Work required: Transcribe every line of the records verbatim.

======== Listing

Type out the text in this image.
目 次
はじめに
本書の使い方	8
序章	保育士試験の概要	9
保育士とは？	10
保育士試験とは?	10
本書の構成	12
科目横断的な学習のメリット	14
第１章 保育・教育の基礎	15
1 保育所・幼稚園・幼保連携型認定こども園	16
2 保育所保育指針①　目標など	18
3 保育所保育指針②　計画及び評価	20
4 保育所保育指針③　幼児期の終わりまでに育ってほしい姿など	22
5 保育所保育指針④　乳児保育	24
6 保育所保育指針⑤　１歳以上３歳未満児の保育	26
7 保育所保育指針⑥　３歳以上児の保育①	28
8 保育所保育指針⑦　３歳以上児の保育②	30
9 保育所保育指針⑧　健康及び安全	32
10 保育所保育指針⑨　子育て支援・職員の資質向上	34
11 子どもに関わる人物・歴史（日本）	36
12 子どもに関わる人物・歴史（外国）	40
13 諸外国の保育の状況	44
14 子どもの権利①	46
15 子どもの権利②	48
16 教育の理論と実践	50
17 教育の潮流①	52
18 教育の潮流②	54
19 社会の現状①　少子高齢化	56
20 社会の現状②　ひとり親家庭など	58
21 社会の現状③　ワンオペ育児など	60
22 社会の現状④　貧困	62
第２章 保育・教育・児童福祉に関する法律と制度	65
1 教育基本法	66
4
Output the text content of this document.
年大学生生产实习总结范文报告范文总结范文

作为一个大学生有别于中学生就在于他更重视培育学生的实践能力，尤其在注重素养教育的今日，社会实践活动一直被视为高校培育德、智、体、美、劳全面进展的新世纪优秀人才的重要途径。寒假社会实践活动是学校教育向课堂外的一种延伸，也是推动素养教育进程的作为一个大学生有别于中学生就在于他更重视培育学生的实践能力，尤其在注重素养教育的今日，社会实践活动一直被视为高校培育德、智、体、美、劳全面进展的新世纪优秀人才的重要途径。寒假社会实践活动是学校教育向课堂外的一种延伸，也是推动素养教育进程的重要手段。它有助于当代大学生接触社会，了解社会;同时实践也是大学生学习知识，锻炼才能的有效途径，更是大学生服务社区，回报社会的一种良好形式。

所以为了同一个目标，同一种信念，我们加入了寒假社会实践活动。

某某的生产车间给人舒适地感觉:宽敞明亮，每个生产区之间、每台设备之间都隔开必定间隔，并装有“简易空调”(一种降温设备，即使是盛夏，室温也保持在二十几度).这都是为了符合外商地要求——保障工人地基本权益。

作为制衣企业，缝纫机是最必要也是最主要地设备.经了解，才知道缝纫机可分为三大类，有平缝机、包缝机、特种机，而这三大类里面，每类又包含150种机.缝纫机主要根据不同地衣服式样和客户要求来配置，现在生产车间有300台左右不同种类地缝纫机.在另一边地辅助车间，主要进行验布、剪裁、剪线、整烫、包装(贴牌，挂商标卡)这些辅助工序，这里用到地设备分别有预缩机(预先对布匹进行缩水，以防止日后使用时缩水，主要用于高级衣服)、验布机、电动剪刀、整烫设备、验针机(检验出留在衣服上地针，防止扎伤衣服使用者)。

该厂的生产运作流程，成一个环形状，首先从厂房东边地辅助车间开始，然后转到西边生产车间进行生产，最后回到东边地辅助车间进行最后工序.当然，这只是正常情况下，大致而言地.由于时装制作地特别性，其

================

Answer to the task:
Type out the text in this image.
目 次
はじめに
本書の使い方	8
序章	保育士試験の概要	9
保育士とは？	10
保育士試験とは?	10
本書の構成	12
科目横断的な学習のメリット	14
第１章 保育・教育の基礎	15
1 保育所・幼稚園・幼保連携型認定こども園	16
2 保育所保育指針①　目標など	18
3 保育所保育指針②　計画及び評価	20
4 保育所保育指針③　幼児期の終わりまでに育ってほしい姿など	22
5 保育所保育指針④　乳児保育	24
6 保育所保育指針⑤　１歳以上３歳未満児の保育	26
7 保育所保育指針⑥　３歳以上児の保育①	28
8 保育所保育指針⑦　３歳以上児の保育②	30
9 保育所保育指針⑧　健康及び安全	32
10 保育所保育指針⑨　子育て支援・職員の資質向上	34
11 子どもに関わる人物・歴史（日本）	36
12 子どもに関わる人物・歴史（外国）	40
13 諸外国の保育の状況	44
14 子どもの権利①	46
15 子どもの権利②	48
16 教育の理論と実践	50
17 教育の潮流①	52
18 教育の潮流②	54
19 社会の現状①　少子高齢化	56
20 社会の現状②　ひとり親家庭など	58
21 社会の現状③　ワンオペ育児など	60
22 社会の現状④　貧困	62
第２章 保育・教育・児童福祉に関する法律と制度	65
1 教育基本法	66
4
Output the text content of this document.
年大学生生产实习总结范文报告范文总结范文

作为一个大学生有别于中学生就在于他更重视培育学生的实践能力，尤其在注重素养教育的今日，社会实践活动一直被视为高校培育德、智、体、美、劳全面进展的新世纪优秀人才的重要途径。寒假社会实践活动是学校教育向课堂外的一种延伸，也是推动素养教育进程的作为一个大学生有别于中学生就在于他更重视培育学生的实践能力，尤其在注重素养教育的今日，社会实践活动一直被视为高校培育德、智、体、美、劳全面进展的新世纪优秀人才的重要途径。寒假社会实践活动是学校教育向课堂外的一种延伸，也是推动素养教育进程的重要手段。它有助于当代大学生接触社会，了解社会;同时实践也是大学生学习知识，锻炼才能的有效途径，更是大学生服务社区，回报社会的一种良好形式。

所以为了同一个目标，同一种信念，我们加入了寒假社会实践活动。

某某的生产车间给人舒适地感觉:宽敞明亮，每个生产区之间、每台设备之间都隔开必定间隔，并装有“简易空调”(一种降温设备，即使是盛夏，室温也保持在二十几度).这都是为了符合外商地要求——保障工人地基本权益。

作为制衣企业，缝纫机是最必要也是最主要地设备.经了解，才知道缝纫机可分为三大类，有平缝机、包缝机、特种机，而这三大类里面，每类又包含150种机.缝纫机主要根据不同地衣服式样和客户要求来配置，现在生产车间有300台左右不同种类地缝纫机.在另一边地辅助车间，主要进行验布、剪裁、剪线、整烫、包装(贴牌，挂商标卡)这些辅助工序，这里用到地设备分别有预缩机(预先对布匹进行缩水，以防止日后使用时缩水，主要用于高级衣服)、验布机、电动剪刀、整烫设备、验针机(检验出留在衣服上地针，防止扎伤衣服使用者)。

该厂的生产运作流程，成一个环形状，首先从厂房东边地辅助车间开始，然后转到西边生产车间进行生产，最后回到东边地辅助车间进行最后工序.当然，这只是正常情况下，大致而言地.由于时装制作地特别性，其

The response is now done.